┌──

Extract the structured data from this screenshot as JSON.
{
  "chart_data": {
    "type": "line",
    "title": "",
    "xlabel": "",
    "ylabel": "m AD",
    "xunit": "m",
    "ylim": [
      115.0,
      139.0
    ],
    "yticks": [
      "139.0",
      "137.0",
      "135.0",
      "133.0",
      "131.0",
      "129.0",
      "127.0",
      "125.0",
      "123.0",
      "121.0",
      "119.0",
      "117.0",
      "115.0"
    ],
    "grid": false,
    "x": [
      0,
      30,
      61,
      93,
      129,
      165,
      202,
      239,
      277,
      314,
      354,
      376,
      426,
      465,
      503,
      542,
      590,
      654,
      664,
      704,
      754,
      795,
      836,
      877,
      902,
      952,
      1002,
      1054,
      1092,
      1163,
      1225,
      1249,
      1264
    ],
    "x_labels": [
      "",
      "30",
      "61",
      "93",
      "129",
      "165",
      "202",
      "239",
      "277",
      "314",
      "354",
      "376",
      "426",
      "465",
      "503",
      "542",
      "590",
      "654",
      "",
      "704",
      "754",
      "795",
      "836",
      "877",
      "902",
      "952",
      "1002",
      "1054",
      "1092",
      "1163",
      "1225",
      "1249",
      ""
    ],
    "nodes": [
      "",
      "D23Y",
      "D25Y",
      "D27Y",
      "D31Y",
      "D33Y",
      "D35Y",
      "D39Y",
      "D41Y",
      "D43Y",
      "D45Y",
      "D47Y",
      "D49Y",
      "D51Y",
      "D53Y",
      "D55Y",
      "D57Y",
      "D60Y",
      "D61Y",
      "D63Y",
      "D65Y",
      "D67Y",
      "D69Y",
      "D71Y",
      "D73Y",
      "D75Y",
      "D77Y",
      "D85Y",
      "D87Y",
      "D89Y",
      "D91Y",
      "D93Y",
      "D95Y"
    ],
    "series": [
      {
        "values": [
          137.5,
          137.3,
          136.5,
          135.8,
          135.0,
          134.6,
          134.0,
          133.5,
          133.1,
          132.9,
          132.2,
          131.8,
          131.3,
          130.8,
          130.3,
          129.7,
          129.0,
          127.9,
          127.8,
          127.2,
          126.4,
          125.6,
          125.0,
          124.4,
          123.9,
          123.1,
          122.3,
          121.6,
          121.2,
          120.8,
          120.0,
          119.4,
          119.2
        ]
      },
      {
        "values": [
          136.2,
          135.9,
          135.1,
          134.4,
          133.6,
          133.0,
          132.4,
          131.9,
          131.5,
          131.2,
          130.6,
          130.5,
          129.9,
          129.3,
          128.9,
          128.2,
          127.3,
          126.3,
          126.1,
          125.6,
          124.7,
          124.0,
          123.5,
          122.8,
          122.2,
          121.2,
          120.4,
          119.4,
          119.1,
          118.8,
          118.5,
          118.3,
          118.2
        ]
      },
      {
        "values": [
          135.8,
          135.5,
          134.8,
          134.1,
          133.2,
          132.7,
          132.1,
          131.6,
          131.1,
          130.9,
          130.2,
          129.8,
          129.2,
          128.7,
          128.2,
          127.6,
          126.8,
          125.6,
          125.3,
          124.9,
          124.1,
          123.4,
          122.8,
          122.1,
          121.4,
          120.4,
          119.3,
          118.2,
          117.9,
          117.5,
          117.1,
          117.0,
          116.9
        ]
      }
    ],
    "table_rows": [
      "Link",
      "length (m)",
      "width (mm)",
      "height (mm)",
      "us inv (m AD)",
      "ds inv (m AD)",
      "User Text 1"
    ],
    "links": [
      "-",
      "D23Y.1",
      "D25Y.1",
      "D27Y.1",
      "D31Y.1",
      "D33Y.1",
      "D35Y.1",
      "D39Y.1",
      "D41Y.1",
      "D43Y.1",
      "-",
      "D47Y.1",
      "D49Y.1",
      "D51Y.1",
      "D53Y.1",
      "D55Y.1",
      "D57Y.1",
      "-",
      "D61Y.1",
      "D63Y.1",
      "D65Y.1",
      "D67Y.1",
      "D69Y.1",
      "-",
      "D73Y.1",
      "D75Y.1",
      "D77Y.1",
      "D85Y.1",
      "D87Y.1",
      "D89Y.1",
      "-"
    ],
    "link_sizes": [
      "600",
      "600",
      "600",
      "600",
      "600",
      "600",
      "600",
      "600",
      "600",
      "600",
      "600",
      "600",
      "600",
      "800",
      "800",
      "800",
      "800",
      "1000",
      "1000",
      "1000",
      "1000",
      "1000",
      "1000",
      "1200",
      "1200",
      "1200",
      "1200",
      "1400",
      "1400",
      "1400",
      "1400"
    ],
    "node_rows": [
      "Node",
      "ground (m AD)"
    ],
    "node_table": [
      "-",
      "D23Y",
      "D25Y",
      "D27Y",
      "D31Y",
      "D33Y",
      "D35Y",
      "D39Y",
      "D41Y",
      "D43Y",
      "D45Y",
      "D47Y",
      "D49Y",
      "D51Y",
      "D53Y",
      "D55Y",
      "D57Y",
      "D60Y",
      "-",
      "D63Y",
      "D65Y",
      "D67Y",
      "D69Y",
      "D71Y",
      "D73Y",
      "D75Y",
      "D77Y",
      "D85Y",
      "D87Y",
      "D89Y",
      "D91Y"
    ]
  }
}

└──

* Exercise details
Copy out the full set of records precisely, leaving nothing out.

* Task response
Extract the structured data from this screenshot as JSON.
{
  "chart_data": {
    "type": "line",
    "title": "",
    "xlabel": "",
    "ylabel": "m AD",
    "xunit": "m",
    "ylim": [
      115.0,
      139.0
    ],
    "yticks": [
      "139.0",
      "137.0",
      "135.0",
      "133.0",
      "131.0",
      "129.0",
      "127.0",
      "125.0",
      "123.0",
      "121.0",
      "119.0",
      "117.0",
      "115.0"
    ],
    "grid": false,
    "x": [
      0,
      30,
      61,
      93,
      129,
      165,
      202,
      239,
      277,
      314,
      354,
      376,
      426,
      465,
      503,
      542,
      590,
      654,
      664,
      704,
      754,
      795,
      836,
      877,
      902,
      952,
      1002,
      1054,
      1092,
      1163,
      1225,
      1249,
      1264
    ],
    "x_labels": [
      "",
      "30",
      "61",
      "93",
      "129",
      "165",
      "202",
      "239",
      "277",
      "314",
      "354",
      "376",
      "426",
      "465",
      "503",
      "542",
      "590",
      "654",
      "",
      "704",
      "754",
      "795",
      "836",
      "877",
      "902",
      "952",
      "1002",
      "1054",
      "1092",
      "1163",
      "1225",
      "1249",
      ""
    ],
    "nodes": [
      "",
      "D23Y",
      "D25Y",
      "D27Y",
      "D31Y",
      "D33Y",
      "D35Y",
      "D39Y",
      "D41Y",
      "D43Y",
      "D45Y",
      "D47Y",
      "D49Y",
      "D51Y",
      "D53Y",
      "D55Y",
      "D57Y",
      "D60Y",
      "D61Y",
      "D63Y",
      "D65Y",
      "D67Y",
      "D69Y",
      "D71Y",
      "D73Y",
      "D75Y",
      "D77Y",
      "D85Y",
      "D87Y",
      "D89Y",
      "D91Y",
      "D93Y",
      "D95Y"
    ],
    "series": [
      {
        "values": [
          137.5,
          137.3,
          136.5,
          135.8,
          135.0,
          134.6,
          134.0,
          133.5,
          133.1,
          132.9,
          132.2,
          131.8,
          131.3,
          130.8,
          130.3,
          129.7,
          129.0,
          127.9,
          127.8,
          127.2,
          126.4,
          125.6,
          125.0,
          124.4,
          123.9,
          123.1,
          122.3,
          121.6,
          121.2,
          120.8,
          120.0,
          119.4,
          119.2
        ]
      },
      {
        "values": [
          136.2,
          135.9,
          135.1,
          134.4,
          133.6,
          133.0,
          132.4,
          131.9,
          131.5,
          131.2,
          130.6,
          130.5,
          129.9,
          129.3,
          128.9,
          128.2,
          127.3,
          126.3,
          126.1,
          125.6,
          124.7,
          124.0,
          123.5,
          122.8,
          122.2,
          121.2,
          120.4,
          119.4,
          119.1,
          118.8,
          118.5,
          118.3,
          118.2
        ]
      },
      {
        "values": [
          135.8,
          135.5,
          134.8,
          134.1,
          133.2,
          132.7,
          132.1,
          131.6,
          131.1,
          130.9,
          130.2,
          129.8,
          129.2,
          128.7,
          128.2,
          127.6,
          126.8,
          125.6,
          125.3,
          124.9,
          124.1,
          123.4,
          122.8,
          122.1,
          121.4,
          120.4,
          119.3,
          118.2,
          117.9,
          117.5,
          117.1,
          117.0,
          116.9
        ]
      }
    ],
    "table_rows": [
      "Link",
      "length (m)",
      "width (mm)",
      "height (mm)",
      "us inv (m AD)",
      "ds inv (m AD)",
      "User Text 1"
    ],
    "links": [
      "-",
      "D23Y.1",
      "D25Y.1",
      "D27Y.1",
      "D31Y.1",
      "D33Y.1",
      "D35Y.1",
      "D39Y.1",
      "D41Y.1",
      "D43Y.1",
      "-",
      "D47Y.1",
      "D49Y.1",
      "D51Y.1",
      "D53Y.1",
      "D55Y.1",
      "D57Y.1",
      "-",
      "D61Y.1",
      "D63Y.1",
      "D65Y.1",
      "D67Y.1",
      "D69Y.1",
      "-",
      "D73Y.1",
      "D75Y.1",
      "D77Y.1",
      "D85Y.1",
      "D87Y.1",
      "D89Y.1",
      "-"
    ],
    "link_sizes": [
      "600",
      "600",
      "600",
      "600",
      "600",
      "600",
      "600",
      "600",
      "600",
      "600",
      "600",
      "600",
      "600",
      "800",
      "800",
      "800",
      "800",
      "1000",
      "1000",
      "1000",
      "1000",
      "1000",
      "1000",
      "1200",
      "1200",
      "1200",
      "1200",
      "1400",
      "1400",
      "1400",
      "1400"
    ],
    "node_rows": [
      "Node",
      "ground (m AD)"
    ],
    "node_table": [
      "-",
      "D23Y",
      "D25Y",
      "D27Y",
      "D31Y",
      "D33Y",
      "D35Y",
      "D39Y",
      "D41Y",
      "D43Y",
      "D45Y",
      "D47Y",
      "D49Y",
      "D51Y",
      "D53Y",
      "D55Y",
      "D57Y",
      "D60Y",
      "-",
      "D63Y",
      "D65Y",
      "D67Y",
      "D69Y",
      "D71Y",
      "D73Y",
      "D75Y",
      "D77Y",
      "D85Y",
      "D87Y",
      "D89Y",
      "D91Y"
    ]
  }
}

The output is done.